#### Task objective
Your answer should be only a number: how many lines include the word "ndownsampled".

(begin)

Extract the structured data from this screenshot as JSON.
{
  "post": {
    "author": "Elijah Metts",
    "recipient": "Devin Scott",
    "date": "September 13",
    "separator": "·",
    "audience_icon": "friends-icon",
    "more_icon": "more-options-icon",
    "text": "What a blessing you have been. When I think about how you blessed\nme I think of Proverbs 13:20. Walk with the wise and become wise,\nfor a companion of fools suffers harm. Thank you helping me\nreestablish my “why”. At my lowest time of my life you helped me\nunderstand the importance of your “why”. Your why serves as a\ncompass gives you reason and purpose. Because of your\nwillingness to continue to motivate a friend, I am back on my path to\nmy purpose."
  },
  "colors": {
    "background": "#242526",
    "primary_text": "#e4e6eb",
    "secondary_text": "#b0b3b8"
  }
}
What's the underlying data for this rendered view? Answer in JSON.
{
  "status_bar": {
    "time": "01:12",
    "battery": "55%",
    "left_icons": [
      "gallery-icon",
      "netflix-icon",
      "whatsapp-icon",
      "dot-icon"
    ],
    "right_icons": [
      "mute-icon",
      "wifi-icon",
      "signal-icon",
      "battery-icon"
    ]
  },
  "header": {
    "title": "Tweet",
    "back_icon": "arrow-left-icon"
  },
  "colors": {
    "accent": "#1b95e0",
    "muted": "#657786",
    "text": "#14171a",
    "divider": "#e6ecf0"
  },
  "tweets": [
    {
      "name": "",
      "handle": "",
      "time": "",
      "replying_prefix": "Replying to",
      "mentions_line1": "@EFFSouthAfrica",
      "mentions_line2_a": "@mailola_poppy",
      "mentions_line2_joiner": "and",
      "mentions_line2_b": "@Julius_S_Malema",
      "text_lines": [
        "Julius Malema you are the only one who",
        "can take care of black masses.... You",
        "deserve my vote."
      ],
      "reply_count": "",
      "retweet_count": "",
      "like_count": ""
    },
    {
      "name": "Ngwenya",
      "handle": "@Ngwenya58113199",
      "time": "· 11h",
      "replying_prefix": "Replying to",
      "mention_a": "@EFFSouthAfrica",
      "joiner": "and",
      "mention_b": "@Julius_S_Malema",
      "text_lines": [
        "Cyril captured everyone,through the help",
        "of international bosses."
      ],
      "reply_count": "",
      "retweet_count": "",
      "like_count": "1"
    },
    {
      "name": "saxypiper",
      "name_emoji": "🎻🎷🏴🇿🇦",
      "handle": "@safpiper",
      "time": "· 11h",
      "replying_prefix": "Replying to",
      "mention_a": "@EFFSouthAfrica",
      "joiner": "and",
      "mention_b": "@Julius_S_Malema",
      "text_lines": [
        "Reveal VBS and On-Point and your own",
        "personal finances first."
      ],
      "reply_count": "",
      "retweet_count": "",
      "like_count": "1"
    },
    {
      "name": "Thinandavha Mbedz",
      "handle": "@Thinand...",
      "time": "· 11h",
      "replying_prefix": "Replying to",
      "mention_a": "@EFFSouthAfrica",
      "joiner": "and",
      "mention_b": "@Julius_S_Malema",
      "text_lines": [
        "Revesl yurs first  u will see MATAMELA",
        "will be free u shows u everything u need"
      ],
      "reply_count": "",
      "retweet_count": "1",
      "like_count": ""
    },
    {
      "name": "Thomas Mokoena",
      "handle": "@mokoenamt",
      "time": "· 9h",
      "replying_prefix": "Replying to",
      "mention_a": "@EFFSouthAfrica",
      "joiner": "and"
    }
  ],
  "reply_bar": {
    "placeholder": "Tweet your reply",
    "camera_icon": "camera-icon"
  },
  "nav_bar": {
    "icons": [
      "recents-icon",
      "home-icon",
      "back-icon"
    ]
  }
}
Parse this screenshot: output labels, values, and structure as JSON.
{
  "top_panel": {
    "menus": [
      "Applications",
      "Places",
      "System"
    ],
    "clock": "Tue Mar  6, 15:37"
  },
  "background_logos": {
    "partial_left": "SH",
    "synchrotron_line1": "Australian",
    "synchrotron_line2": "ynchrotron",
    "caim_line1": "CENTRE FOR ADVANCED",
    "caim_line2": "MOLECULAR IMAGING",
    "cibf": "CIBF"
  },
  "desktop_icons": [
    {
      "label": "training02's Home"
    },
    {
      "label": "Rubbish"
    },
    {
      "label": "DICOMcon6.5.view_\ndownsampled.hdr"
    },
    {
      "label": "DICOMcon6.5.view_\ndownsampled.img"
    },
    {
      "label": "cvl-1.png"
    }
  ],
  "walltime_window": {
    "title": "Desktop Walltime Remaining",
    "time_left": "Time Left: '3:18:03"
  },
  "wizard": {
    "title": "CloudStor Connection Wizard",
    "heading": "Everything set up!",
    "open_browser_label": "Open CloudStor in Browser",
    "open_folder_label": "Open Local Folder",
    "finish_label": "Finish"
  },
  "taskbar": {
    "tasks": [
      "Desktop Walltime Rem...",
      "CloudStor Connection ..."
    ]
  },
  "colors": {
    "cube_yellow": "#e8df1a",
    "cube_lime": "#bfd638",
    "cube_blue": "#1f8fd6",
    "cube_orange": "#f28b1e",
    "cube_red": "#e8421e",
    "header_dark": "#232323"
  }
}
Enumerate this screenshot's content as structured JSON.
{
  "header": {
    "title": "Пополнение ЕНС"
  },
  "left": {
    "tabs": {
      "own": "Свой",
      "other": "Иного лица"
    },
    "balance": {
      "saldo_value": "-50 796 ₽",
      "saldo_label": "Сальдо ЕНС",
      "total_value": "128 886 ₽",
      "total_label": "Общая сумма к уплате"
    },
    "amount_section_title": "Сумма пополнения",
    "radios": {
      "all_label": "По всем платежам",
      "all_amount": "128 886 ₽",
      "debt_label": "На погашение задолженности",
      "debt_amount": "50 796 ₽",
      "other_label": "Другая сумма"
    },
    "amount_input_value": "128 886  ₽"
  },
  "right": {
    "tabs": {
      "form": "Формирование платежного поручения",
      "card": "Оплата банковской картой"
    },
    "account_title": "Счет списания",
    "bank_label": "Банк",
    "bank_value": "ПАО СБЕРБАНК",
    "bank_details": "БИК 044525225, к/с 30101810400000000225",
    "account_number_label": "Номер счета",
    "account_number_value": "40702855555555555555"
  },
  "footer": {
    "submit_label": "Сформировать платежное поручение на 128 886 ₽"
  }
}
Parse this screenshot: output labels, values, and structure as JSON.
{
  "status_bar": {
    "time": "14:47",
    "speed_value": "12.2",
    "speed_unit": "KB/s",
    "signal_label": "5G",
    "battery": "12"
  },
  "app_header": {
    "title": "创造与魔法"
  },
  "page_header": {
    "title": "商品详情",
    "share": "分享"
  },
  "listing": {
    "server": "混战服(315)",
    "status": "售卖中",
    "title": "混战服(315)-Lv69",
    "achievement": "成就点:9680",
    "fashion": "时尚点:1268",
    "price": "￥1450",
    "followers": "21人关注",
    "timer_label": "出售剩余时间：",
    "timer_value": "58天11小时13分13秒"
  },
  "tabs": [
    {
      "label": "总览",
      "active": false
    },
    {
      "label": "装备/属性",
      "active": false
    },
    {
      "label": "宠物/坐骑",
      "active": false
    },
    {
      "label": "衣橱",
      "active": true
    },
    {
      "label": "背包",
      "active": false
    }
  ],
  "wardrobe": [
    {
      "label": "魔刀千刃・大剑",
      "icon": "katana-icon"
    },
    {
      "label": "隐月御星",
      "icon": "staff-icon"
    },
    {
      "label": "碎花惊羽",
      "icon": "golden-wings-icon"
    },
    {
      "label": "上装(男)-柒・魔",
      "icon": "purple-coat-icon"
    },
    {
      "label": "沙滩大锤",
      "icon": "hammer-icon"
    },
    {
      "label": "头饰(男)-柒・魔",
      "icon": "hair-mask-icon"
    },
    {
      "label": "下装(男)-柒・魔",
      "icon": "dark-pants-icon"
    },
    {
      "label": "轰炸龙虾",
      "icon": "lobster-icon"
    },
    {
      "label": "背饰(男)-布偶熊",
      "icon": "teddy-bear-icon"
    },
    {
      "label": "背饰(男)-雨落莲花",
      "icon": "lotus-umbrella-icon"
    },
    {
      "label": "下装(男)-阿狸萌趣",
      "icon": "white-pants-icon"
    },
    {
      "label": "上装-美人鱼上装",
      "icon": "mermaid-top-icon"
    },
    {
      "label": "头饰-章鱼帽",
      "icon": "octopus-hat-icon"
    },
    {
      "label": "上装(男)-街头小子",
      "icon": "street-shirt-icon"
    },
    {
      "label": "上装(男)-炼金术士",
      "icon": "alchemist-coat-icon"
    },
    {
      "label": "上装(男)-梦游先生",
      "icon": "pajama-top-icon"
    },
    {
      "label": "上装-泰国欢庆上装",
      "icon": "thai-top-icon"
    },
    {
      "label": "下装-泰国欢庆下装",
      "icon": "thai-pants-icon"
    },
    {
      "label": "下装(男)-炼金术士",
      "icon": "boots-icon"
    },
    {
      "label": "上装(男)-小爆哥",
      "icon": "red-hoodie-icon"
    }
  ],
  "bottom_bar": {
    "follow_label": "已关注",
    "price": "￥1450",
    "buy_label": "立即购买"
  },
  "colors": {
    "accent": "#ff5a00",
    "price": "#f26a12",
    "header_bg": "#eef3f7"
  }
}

(end)

#### Expected answer
2